__Exercise__. Review the lines that follow and copy each one that contains the word "Billion".

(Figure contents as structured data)
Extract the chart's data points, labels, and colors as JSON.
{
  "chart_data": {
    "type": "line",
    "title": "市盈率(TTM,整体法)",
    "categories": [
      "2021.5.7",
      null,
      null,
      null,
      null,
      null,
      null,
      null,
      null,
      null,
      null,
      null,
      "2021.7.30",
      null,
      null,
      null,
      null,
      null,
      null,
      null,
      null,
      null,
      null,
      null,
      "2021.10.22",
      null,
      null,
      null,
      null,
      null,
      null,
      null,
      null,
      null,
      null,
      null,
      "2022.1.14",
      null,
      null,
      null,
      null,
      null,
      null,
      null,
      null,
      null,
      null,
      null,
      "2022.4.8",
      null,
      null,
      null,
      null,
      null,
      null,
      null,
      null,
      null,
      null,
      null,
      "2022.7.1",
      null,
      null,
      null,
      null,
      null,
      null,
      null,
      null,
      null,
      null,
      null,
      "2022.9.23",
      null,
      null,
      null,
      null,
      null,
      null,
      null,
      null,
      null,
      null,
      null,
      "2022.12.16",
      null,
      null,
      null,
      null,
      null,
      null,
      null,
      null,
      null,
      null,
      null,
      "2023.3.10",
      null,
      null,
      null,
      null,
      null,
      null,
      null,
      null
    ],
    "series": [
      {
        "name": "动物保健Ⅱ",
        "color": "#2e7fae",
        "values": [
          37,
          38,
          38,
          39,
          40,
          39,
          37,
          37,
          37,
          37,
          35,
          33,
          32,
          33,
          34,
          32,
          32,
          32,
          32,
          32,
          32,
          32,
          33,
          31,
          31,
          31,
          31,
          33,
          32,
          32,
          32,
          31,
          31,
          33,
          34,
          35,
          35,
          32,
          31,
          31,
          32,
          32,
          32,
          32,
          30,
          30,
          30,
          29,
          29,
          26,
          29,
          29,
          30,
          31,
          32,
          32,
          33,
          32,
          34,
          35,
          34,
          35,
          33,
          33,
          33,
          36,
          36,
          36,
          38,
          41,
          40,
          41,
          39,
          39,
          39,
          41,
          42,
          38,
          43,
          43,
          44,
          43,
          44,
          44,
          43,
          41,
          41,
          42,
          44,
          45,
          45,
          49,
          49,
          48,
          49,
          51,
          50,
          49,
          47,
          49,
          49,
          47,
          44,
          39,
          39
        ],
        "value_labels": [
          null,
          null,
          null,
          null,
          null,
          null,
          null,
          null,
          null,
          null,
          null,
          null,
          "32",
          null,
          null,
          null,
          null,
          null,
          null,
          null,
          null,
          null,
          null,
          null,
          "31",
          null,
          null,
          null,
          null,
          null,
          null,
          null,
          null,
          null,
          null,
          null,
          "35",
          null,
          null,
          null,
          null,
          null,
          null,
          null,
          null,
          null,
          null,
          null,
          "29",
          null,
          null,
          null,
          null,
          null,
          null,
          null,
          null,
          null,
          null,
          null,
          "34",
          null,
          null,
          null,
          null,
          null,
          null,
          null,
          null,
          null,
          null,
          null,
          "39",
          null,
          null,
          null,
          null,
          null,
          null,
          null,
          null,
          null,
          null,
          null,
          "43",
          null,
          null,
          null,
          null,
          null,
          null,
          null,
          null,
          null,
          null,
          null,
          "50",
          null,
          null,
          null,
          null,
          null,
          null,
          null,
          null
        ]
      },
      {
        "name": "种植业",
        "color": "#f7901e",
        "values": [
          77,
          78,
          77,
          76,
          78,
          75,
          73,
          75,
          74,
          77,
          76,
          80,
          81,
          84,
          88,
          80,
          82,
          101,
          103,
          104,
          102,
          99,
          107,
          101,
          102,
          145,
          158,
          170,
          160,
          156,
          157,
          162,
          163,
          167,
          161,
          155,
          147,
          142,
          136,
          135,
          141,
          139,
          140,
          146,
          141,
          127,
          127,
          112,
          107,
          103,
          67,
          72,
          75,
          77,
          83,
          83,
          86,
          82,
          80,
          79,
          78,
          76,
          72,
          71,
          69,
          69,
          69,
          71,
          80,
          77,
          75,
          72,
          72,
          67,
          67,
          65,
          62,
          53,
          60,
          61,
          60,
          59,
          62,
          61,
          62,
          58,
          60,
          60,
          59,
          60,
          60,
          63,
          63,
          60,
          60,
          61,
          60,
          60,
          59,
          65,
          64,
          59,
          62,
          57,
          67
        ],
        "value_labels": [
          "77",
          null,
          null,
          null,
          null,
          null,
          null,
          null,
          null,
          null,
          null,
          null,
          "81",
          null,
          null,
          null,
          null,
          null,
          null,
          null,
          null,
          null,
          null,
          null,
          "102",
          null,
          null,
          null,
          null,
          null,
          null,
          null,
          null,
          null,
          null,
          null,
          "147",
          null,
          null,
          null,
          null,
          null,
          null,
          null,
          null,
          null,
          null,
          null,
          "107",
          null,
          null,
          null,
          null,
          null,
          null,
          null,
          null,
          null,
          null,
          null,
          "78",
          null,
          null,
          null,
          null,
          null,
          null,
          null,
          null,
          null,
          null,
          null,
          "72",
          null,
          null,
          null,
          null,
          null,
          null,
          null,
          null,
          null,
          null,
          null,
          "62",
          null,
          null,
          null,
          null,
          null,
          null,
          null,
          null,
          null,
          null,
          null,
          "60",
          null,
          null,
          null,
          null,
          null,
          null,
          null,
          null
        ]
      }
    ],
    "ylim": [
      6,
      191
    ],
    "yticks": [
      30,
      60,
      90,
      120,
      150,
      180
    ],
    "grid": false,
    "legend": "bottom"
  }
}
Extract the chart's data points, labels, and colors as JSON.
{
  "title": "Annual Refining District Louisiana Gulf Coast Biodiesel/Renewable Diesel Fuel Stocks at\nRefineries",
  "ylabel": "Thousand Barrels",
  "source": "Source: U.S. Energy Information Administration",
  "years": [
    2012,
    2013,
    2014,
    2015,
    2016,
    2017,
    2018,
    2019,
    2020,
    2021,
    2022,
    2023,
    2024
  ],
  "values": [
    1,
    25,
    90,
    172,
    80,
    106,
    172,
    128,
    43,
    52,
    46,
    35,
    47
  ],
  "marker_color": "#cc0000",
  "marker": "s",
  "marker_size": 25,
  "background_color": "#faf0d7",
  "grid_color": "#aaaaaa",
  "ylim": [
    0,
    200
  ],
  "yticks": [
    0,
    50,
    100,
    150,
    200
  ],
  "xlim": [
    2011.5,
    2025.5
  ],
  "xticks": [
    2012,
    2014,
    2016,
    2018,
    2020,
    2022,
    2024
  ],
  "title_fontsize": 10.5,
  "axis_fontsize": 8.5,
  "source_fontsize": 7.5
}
==
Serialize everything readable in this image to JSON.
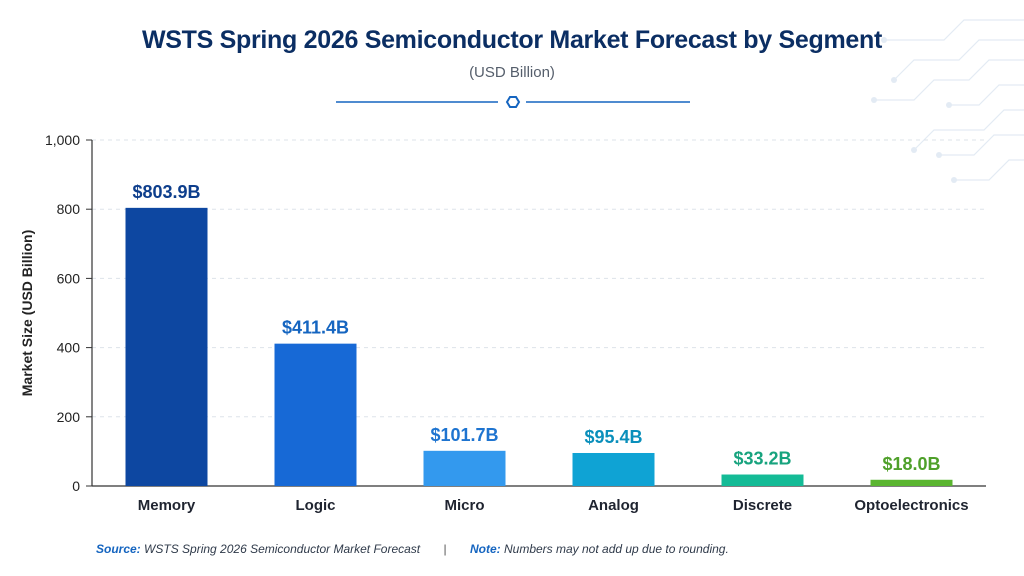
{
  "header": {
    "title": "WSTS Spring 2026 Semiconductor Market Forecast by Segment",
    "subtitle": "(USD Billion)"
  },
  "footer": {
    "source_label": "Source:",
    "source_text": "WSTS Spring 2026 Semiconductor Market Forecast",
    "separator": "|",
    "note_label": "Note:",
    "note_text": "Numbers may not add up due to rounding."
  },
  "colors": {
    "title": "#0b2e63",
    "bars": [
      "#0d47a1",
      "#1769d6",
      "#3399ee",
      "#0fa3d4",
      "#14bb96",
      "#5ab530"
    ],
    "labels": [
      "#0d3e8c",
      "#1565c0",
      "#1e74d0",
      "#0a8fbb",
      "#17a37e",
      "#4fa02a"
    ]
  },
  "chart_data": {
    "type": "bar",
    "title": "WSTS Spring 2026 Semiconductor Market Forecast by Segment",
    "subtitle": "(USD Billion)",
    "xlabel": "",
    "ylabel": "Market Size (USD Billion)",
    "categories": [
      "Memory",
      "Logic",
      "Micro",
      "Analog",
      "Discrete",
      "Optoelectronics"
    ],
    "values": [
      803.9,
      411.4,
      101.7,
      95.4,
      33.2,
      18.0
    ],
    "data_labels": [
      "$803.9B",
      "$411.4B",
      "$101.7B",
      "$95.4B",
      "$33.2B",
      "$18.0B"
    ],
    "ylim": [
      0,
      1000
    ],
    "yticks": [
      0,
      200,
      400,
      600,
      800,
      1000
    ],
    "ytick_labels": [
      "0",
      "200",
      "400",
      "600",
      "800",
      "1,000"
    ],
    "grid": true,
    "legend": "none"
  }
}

__Worked answer__.
    "subtitle": "(USD Billion)"
    "subtitle": "(USD Billion)",
    "ylabel": "Market Size (USD Billion)",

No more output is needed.